Task goal - Filter the listing below, copying every line in which the word "COTIZACIONES" appears.

Data excerpts -
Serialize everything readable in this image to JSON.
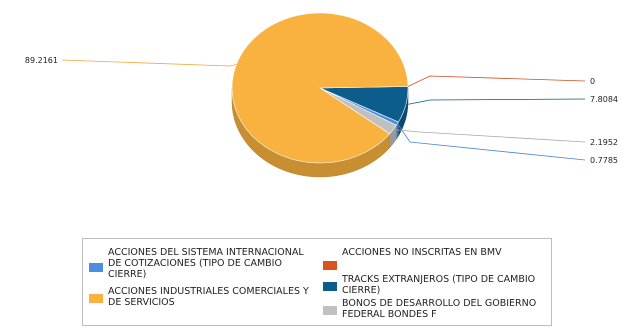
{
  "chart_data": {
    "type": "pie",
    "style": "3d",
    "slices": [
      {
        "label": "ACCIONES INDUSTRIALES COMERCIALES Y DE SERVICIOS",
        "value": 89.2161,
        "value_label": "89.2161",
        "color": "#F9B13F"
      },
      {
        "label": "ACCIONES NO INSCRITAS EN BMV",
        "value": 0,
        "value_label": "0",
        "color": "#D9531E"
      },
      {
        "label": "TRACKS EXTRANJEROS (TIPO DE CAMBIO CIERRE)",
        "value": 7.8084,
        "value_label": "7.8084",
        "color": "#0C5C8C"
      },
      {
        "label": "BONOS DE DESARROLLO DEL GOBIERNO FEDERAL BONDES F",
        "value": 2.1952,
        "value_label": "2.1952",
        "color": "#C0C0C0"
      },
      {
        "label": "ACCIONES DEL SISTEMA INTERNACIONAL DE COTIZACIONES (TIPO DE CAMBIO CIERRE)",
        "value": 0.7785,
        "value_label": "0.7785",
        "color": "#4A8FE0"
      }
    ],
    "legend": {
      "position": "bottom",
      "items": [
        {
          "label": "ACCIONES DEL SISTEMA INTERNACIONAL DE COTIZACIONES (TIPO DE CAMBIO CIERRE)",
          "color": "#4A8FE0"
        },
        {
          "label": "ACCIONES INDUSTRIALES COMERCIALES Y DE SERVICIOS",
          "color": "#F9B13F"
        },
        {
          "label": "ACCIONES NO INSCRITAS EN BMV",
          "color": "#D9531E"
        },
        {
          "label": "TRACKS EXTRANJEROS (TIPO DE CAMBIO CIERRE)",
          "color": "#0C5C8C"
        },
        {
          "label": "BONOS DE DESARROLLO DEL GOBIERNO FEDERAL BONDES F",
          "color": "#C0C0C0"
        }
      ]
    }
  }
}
---
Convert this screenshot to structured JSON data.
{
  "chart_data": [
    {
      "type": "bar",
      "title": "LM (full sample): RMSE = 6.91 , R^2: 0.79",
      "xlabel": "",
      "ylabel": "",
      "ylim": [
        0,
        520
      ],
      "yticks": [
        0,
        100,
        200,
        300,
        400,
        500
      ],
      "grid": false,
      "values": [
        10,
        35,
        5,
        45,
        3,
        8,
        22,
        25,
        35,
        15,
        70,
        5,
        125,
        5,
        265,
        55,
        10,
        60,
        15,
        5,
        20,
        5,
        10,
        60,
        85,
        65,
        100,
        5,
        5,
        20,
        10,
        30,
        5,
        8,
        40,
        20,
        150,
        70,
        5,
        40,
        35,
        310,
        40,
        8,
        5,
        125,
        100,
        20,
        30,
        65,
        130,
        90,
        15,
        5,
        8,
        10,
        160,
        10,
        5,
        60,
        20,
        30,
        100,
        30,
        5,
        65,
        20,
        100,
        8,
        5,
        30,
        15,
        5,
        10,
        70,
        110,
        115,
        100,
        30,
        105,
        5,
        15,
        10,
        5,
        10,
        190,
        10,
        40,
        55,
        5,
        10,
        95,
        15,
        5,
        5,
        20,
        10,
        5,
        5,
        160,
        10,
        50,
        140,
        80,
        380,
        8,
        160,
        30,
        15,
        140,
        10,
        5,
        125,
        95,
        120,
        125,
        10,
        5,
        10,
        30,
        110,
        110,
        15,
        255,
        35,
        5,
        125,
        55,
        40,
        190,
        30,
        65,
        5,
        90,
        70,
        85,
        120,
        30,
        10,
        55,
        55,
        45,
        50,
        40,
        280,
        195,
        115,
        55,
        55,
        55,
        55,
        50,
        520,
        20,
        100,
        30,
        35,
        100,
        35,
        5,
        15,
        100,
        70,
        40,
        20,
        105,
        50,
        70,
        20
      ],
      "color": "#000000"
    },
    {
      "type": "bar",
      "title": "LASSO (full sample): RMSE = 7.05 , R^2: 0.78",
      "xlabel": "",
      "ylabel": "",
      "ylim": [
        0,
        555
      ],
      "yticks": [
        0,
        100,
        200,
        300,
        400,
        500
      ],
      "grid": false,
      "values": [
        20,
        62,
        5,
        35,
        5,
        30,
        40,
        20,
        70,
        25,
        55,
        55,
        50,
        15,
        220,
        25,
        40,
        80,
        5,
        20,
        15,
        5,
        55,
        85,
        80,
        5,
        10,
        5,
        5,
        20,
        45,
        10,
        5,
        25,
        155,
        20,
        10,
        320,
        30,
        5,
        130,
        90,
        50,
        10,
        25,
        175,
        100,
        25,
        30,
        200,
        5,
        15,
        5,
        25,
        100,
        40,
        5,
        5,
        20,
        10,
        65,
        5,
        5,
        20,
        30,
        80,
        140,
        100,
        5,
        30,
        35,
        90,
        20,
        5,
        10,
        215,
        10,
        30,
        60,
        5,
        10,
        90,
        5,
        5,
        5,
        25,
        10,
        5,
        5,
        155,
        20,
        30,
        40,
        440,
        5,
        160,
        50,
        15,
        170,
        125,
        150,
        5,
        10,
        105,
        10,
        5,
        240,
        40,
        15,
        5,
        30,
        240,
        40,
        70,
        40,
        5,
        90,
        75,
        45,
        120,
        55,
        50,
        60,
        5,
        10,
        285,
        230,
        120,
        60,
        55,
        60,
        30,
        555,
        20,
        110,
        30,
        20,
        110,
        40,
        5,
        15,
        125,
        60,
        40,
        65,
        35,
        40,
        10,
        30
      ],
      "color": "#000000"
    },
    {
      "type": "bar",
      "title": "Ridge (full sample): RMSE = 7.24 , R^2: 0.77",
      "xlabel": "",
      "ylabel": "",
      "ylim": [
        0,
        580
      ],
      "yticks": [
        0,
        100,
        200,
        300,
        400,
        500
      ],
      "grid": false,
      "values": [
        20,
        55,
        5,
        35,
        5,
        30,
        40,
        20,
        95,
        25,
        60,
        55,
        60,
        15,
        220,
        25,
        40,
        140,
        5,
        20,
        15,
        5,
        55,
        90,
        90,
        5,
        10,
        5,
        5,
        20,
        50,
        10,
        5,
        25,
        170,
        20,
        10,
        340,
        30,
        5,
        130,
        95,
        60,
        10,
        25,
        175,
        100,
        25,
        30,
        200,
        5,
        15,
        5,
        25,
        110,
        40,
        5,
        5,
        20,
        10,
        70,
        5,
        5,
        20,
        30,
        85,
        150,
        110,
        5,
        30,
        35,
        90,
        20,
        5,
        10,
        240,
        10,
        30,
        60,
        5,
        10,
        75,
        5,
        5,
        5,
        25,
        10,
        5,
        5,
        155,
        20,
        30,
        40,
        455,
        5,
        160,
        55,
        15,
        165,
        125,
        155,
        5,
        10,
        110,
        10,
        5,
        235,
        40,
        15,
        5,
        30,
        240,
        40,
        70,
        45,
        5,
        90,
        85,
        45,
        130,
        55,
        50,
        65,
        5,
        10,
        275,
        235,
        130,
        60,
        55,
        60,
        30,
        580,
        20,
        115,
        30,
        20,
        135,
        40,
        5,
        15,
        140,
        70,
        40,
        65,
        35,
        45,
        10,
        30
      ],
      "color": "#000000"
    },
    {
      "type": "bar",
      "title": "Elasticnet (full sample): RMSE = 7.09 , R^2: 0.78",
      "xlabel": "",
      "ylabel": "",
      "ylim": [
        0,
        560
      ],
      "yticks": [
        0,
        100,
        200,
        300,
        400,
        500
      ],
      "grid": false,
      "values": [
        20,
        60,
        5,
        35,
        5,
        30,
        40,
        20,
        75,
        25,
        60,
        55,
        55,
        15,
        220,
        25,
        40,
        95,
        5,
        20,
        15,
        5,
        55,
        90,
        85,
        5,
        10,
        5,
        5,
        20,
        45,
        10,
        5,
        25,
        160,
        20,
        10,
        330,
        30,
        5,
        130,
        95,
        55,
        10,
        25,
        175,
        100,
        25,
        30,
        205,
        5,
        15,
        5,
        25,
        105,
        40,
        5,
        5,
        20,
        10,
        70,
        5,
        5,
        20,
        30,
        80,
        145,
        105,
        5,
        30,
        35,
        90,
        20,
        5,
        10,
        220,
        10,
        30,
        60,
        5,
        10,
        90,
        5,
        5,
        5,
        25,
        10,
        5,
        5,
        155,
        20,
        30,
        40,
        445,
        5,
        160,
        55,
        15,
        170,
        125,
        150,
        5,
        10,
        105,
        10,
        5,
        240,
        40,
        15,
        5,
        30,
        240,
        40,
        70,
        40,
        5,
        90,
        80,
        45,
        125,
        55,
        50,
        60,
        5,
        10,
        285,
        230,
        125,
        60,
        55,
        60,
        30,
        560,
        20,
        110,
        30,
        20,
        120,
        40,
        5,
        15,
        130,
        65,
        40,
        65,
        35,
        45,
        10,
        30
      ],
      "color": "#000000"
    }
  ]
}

The response -
        "label": "ACCIONES DEL SISTEMA INTERNACIONAL DE COTIZACIONES (TIPO DE CAMBIO CIERRE)",
          "label": "ACCIONES DEL SISTEMA INTERNACIONAL DE COTIZACIONES (TIPO DE CAMBIO CIERRE)",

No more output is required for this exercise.